YOUR TASK:
Copy out each line in the material below that has the word "fachadas".

* BEGIN DATA FOR THIS TASK *

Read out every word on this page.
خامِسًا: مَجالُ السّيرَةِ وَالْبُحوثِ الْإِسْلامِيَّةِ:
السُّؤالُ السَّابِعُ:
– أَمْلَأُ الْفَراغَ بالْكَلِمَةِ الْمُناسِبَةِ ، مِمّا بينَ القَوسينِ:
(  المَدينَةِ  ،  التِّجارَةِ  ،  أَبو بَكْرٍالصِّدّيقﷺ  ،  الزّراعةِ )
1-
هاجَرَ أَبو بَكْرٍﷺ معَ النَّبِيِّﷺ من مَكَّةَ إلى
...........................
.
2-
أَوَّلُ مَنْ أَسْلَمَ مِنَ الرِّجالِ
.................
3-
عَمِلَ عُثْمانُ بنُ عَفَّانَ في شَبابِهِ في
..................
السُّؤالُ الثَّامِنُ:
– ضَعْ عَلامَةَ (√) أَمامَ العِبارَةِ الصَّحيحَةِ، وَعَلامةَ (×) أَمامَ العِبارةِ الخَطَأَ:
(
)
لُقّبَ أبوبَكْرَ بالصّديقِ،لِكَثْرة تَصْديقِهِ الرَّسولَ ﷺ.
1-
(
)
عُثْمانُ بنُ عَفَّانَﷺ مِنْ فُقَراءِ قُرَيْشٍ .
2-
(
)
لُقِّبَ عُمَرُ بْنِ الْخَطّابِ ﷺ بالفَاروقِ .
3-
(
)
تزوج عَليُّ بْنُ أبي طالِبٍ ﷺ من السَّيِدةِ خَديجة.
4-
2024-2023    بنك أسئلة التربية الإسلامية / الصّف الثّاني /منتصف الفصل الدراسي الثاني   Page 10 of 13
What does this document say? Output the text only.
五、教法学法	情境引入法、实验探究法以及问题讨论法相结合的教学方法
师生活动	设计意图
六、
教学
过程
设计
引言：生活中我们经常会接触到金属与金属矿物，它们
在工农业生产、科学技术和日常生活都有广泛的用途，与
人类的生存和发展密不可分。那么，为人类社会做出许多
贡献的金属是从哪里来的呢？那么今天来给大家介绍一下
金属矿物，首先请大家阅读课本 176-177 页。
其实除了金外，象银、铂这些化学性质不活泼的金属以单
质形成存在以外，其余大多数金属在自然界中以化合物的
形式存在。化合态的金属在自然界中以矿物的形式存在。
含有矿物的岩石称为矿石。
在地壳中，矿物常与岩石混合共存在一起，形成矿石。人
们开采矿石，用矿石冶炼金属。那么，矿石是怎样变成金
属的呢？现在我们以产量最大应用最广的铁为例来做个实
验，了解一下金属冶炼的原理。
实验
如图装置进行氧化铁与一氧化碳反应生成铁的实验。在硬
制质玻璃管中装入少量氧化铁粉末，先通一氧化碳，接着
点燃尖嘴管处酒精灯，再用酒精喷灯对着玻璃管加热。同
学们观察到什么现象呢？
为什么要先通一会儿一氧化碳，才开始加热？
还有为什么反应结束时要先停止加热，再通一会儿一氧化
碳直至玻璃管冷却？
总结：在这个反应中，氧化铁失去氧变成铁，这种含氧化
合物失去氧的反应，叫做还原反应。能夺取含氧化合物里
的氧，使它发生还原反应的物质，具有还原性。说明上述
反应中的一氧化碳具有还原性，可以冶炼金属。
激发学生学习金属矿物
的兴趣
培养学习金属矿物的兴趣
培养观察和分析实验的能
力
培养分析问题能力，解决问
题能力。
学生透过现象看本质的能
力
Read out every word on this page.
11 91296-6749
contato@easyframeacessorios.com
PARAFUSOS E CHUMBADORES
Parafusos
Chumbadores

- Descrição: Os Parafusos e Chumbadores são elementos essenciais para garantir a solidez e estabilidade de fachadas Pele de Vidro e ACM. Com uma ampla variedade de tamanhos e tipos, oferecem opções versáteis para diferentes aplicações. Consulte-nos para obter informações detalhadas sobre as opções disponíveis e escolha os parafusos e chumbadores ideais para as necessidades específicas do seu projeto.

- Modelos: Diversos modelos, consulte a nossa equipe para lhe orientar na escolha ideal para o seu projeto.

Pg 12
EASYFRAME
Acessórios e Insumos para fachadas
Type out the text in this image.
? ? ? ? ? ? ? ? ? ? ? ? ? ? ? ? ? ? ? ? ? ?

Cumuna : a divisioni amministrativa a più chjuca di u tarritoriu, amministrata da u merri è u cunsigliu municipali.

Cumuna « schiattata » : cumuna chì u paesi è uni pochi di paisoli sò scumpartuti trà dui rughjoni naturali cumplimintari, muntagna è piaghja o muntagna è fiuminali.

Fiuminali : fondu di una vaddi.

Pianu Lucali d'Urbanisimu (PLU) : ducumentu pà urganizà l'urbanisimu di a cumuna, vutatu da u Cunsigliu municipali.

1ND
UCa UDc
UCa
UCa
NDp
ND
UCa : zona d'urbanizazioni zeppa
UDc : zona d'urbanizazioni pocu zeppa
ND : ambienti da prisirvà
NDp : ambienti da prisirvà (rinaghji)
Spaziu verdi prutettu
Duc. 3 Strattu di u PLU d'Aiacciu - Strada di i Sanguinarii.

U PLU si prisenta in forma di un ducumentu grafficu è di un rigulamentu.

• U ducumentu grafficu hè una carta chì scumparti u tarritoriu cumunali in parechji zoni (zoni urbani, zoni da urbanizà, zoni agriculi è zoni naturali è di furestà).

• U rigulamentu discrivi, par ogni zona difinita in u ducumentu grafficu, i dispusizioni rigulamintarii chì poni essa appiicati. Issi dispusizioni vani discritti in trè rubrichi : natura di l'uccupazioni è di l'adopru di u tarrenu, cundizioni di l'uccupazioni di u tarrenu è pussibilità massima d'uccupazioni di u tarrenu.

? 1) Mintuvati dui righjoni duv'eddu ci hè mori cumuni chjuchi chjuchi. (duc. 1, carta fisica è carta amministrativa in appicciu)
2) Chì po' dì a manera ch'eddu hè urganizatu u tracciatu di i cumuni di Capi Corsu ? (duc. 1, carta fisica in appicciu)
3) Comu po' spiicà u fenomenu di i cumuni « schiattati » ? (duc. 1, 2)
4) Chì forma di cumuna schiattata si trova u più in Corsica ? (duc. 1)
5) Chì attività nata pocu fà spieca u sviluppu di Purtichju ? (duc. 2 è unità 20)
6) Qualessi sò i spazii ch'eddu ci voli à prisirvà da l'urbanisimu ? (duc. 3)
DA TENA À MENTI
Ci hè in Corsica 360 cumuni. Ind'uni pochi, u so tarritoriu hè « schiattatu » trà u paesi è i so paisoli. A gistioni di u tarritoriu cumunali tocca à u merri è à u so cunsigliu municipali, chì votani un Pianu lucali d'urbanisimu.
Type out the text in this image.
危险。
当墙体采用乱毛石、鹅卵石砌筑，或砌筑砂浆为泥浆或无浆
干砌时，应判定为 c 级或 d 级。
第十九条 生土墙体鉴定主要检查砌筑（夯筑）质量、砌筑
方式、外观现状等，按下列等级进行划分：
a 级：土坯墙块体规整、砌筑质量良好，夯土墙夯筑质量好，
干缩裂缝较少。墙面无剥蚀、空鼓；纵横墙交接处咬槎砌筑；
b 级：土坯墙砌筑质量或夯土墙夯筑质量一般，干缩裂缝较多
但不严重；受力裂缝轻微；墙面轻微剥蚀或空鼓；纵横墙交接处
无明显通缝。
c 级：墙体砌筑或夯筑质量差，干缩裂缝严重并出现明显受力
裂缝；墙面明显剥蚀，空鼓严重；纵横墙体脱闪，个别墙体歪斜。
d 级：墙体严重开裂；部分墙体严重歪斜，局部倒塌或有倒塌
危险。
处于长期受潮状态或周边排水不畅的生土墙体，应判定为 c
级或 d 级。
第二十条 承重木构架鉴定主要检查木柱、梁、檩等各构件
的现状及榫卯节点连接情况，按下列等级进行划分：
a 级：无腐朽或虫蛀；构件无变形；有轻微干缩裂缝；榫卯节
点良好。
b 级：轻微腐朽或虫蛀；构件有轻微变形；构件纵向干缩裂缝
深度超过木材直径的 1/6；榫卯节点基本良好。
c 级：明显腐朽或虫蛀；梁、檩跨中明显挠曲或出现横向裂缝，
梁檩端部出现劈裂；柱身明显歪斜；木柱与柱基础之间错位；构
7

* END DATA FOR THIS TASK *

TASK OUTPUT:
- Descrição: Os Parafusos e Chumbadores são elementos essenciais para garantir a solidez e estabilidade de fachadas Pele de Vidro e ACM. Com uma ampla variedade de tamanhos e tipos, oferecem opções versáteis para diferentes aplicações. Consulte-nos para obter informações detalhadas sobre as opções disponíveis e escolha os parafusos e chumbadores ideais para as necessidades específicas do seu projeto.
Acessórios e Insumos para fachadas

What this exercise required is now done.